Restate the full listing word for word and leave the pictures out.

─── Dataset extract

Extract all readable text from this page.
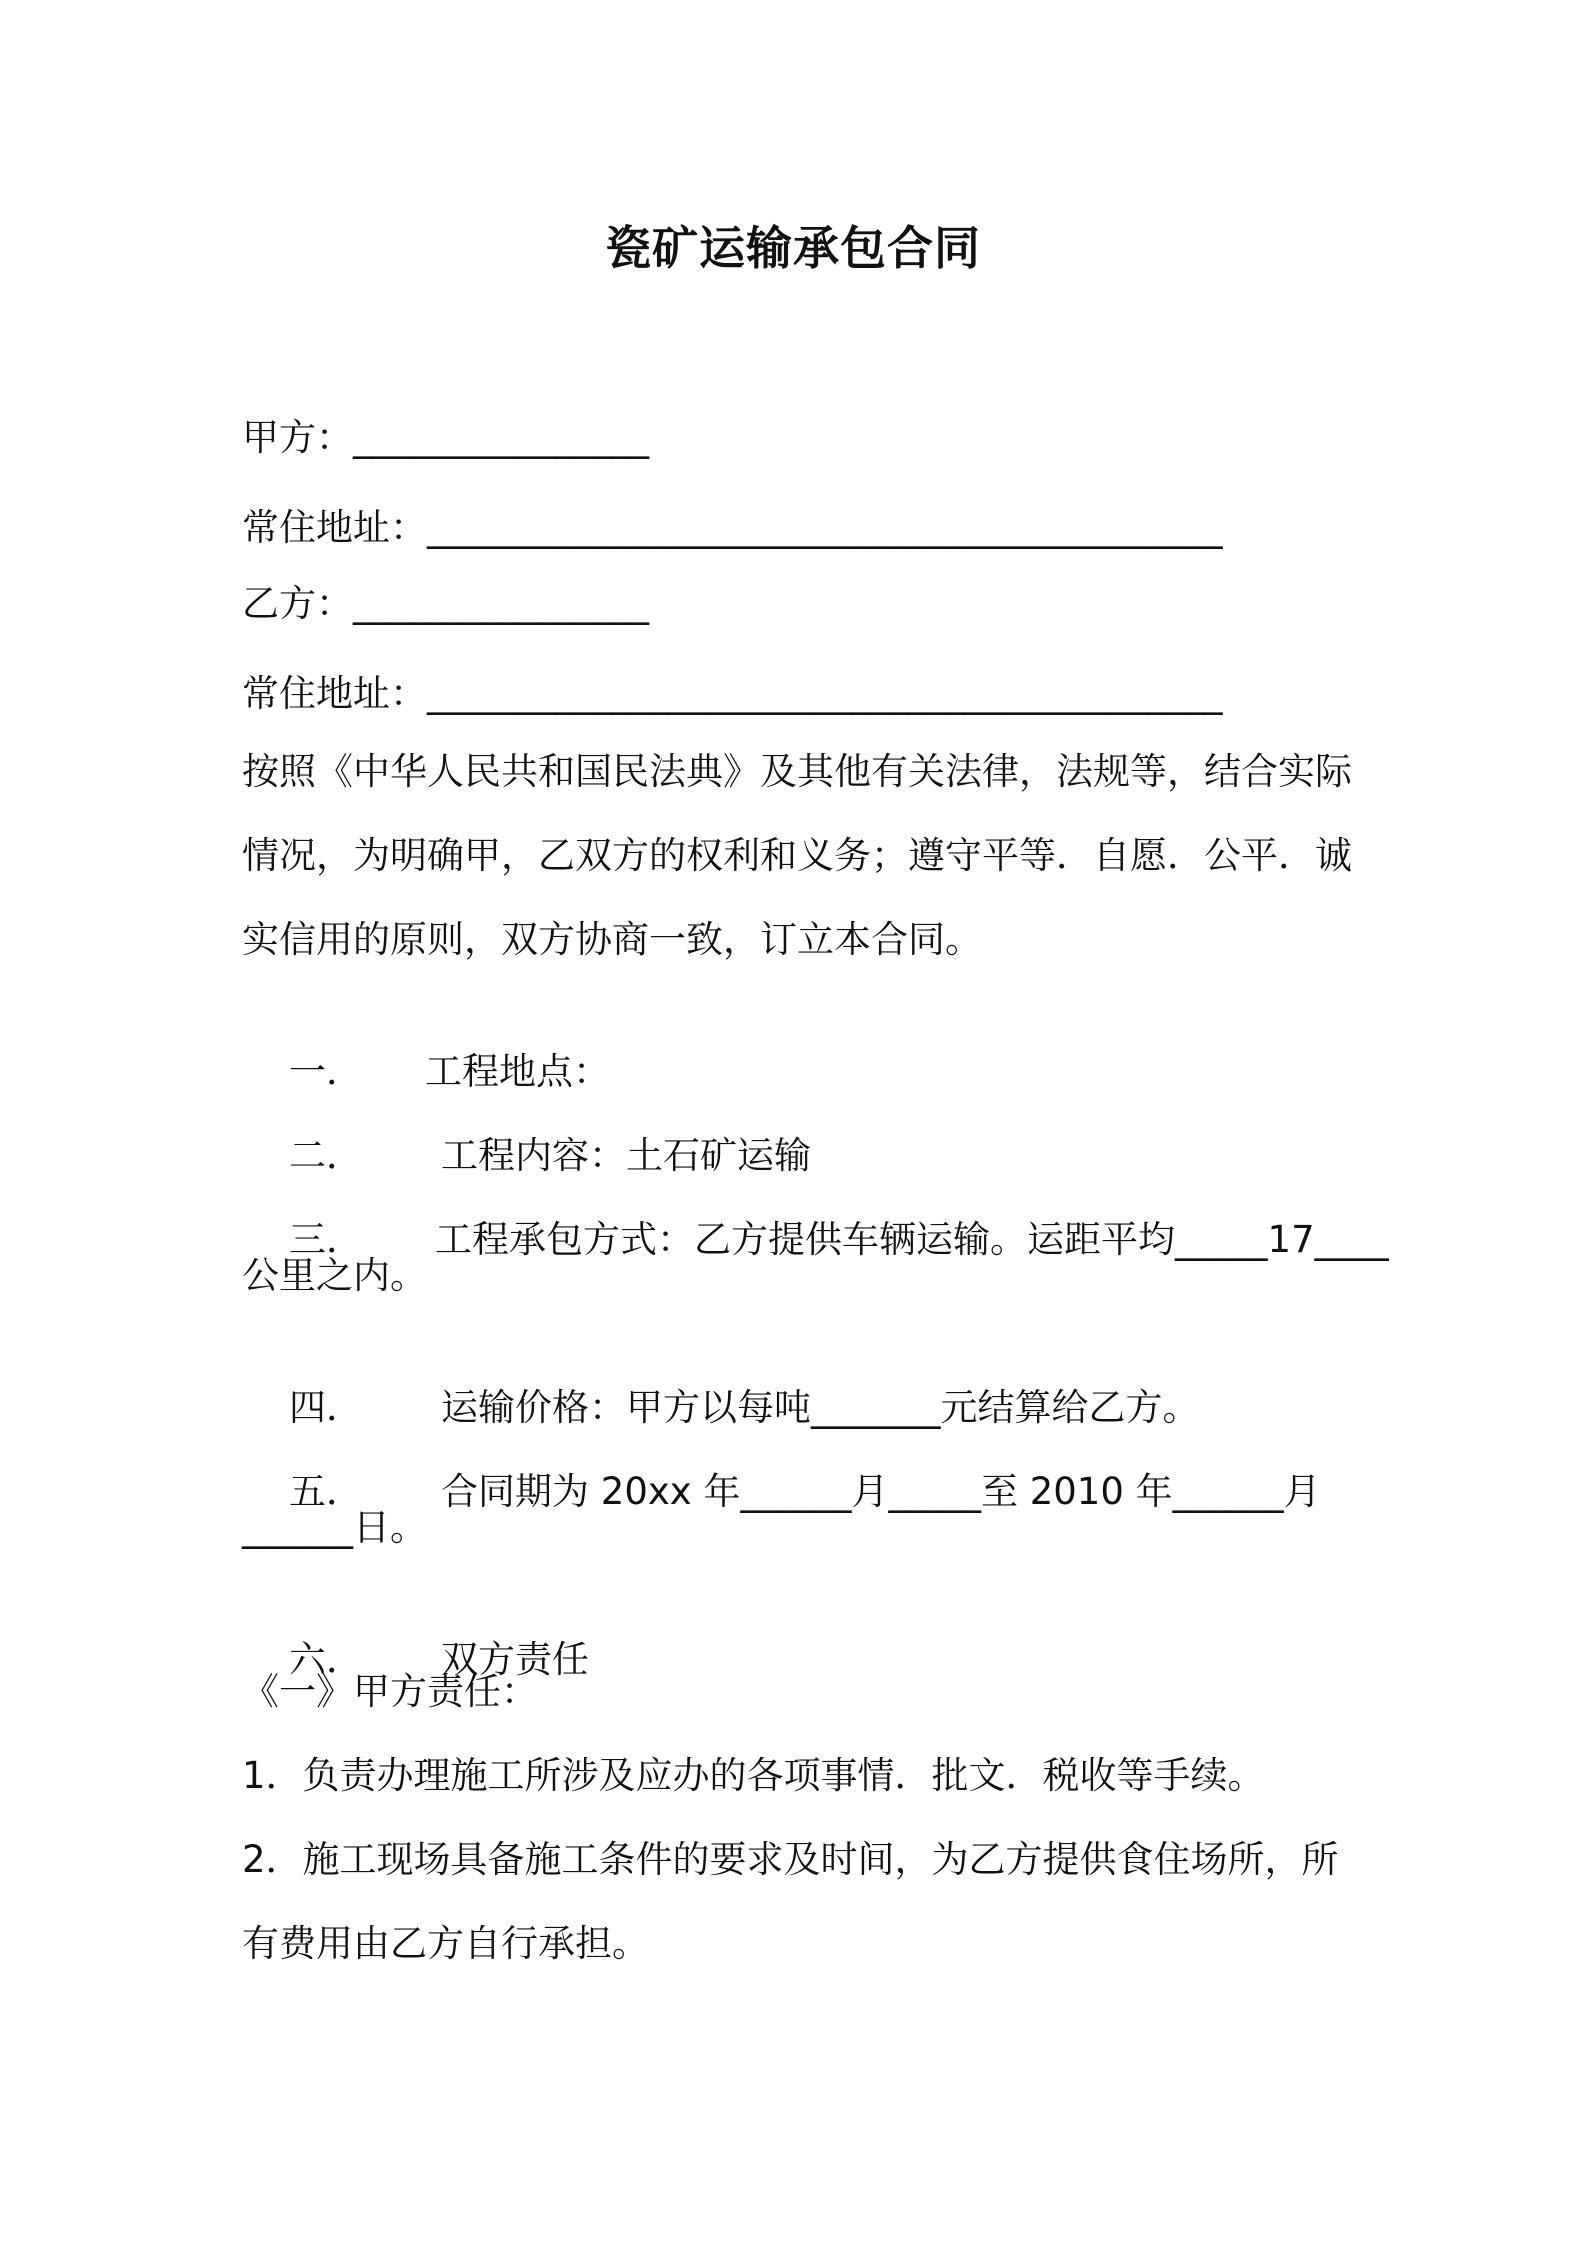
瓷矿运输承包合同
甲方：________________
常住地址：___________________________________________
乙方：________________
常住地址：___________________________________________
按照《中华人民共和国民法典》及其他有关法律，法规等，结合实际
情况，为明确甲，乙双方的权利和义务；遵守平等．自愿．公平．诚
实信用的原则，双方协商一致，订立本合同。

一． 工程地点：

二． 工程内容：土石矿运输

三． 工程承包方式：乙方提供车辆运输。运距平均_____17____

公里之内。

四． 运输价格：甲方以每吨_______元结算给乙方。

五． 合同期为 20xx 年______月_____至 2010 年______月

______日。

六． 双方责任

《一》甲方责任：
1．负责办理施工所涉及应办的各项事情．批文．税收等手续。
2．施工现场具备施工条件的要求及时间，为乙方提供食住场所，所
有费用由乙方自行承担。
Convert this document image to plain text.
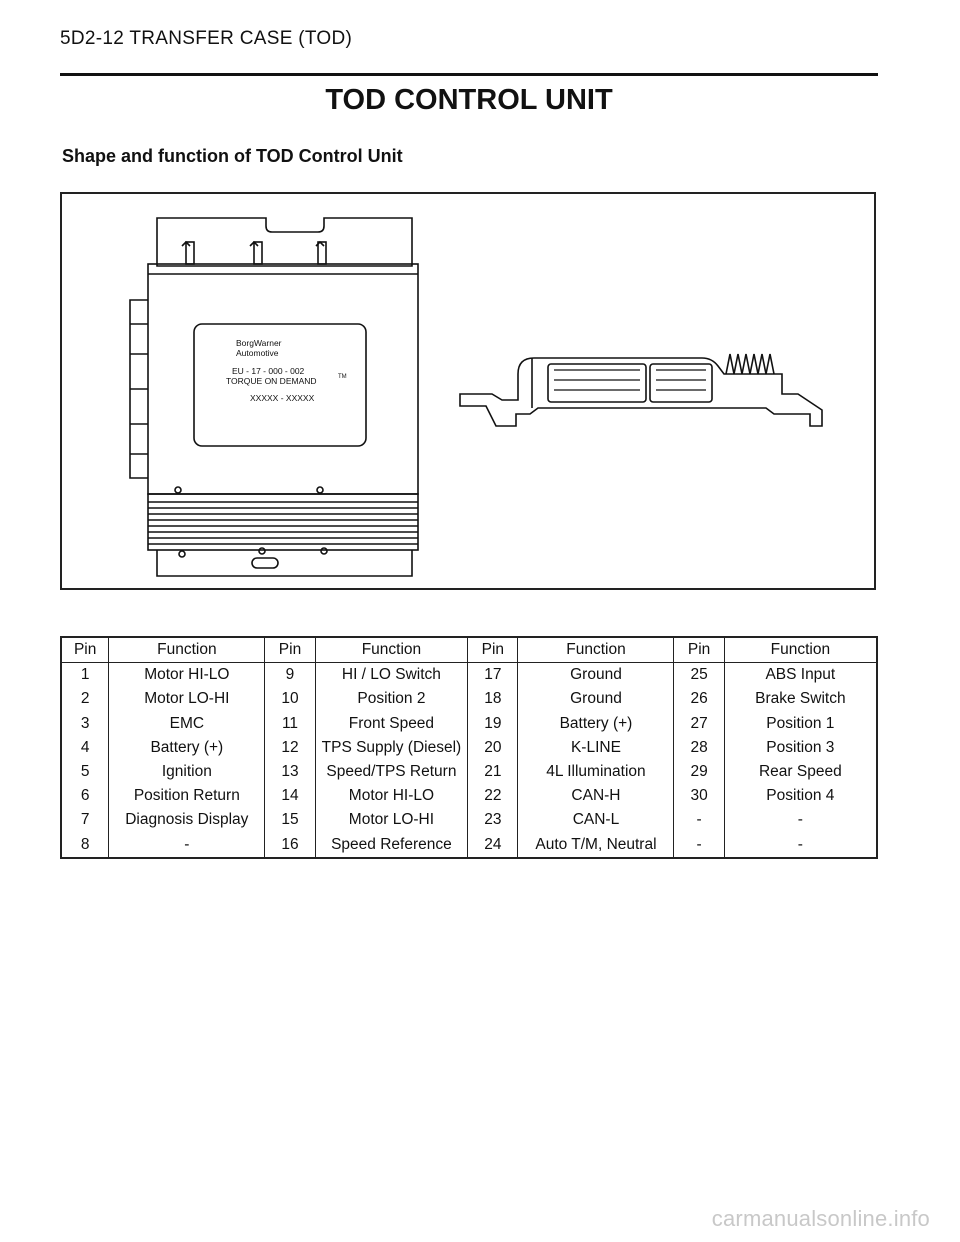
5D2-12 TRANSFER CASE (TOD)
TOD CONTROL UNIT
Shape and function of TOD Control Unit
BorgWarner
Automotive
EU - 17 - 000 - 002
TORQUE ON DEMAND
XXXXX - XXXXX
TM
Pin	Function	Pin	Function	Pin	Function	Pin	Function
1	Motor HI-LO	9	HI / LO Switch	17	Ground	25	ABS Input
2	Motor LO-HI	10	Position 2	18	Ground	26	Brake Switch
3	EMC	11	Front Speed	19	Battery (+)	27	Position 1
4	Battery (+)	12	TPS Supply (Diesel)	20	K-LINE	28	Position 3
5	Ignition	13	Speed/TPS Return	21	4L Illumination	29	Rear Speed
6	Position Return	14	Motor HI-LO	22	CAN-H	30	Position 4
7	Diagnosis Display	15	Motor LO-HI	23	CAN-L	-	-
8	-	16	Speed Reference	24	Auto T/M, Neutral	-	-
carmanualsonline.info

──────

### Task output
Extract all readable text from this page.
瓷矿运输承包合同
甲方：________________
常住地址：___________________________________________
乙方：________________
常住地址：___________________________________________
按照《中华人民共和国民法典》及其他有关法律，法规等，结合实际
情况，为明确甲，乙双方的权利和义务；遵守平等．自愿．公平．诚
实信用的原则，双方协商一致，订立本合同。

一． 工程地点：

二． 工程内容：土石矿运输

三． 工程承包方式：乙方提供车辆运输。运距平均_____17____

公里之内。

四． 运输价格：甲方以每吨_______元结算给乙方。

五． 合同期为 20xx 年______月_____至 2010 年______月

______日。

六． 双方责任

《一》甲方责任：
1．负责办理施工所涉及应办的各项事情．批文．税收等手续。
2．施工现场具备施工条件的要求及时间，为乙方提供食住场所，所
有费用由乙方自行承担。
Convert this document image to plain text.
5D2-12 TRANSFER CASE (TOD)
TOD CONTROL UNIT
Shape and function of TOD Control Unit
BorgWarner
Automotive
EU - 17 - 000 - 002
TORQUE ON DEMAND
XXXXX - XXXXX
TM
Pin	Function	Pin	Function	Pin	Function	Pin	Function
1	Motor HI-LO	9	HI / LO Switch	17	Ground	25	ABS Input
2	Motor LO-HI	10	Position 2	18	Ground	26	Brake Switch
3	EMC	11	Front Speed	19	Battery (+)	27	Position 1
4	Battery (+)	12	TPS Supply (Diesel)	20	K-LINE	28	Position 3
5	Ignition	13	Speed/TPS Return	21	4L Illumination	29	Rear Speed
6	Position Return	14	Motor HI-LO	22	CAN-H	30	Position 4
7	Diagnosis Display	15	Motor LO-HI	23	CAN-L	-	-
8	-	16	Speed Reference	24	Auto T/M, Neutral	-	-
carmanualsonline.info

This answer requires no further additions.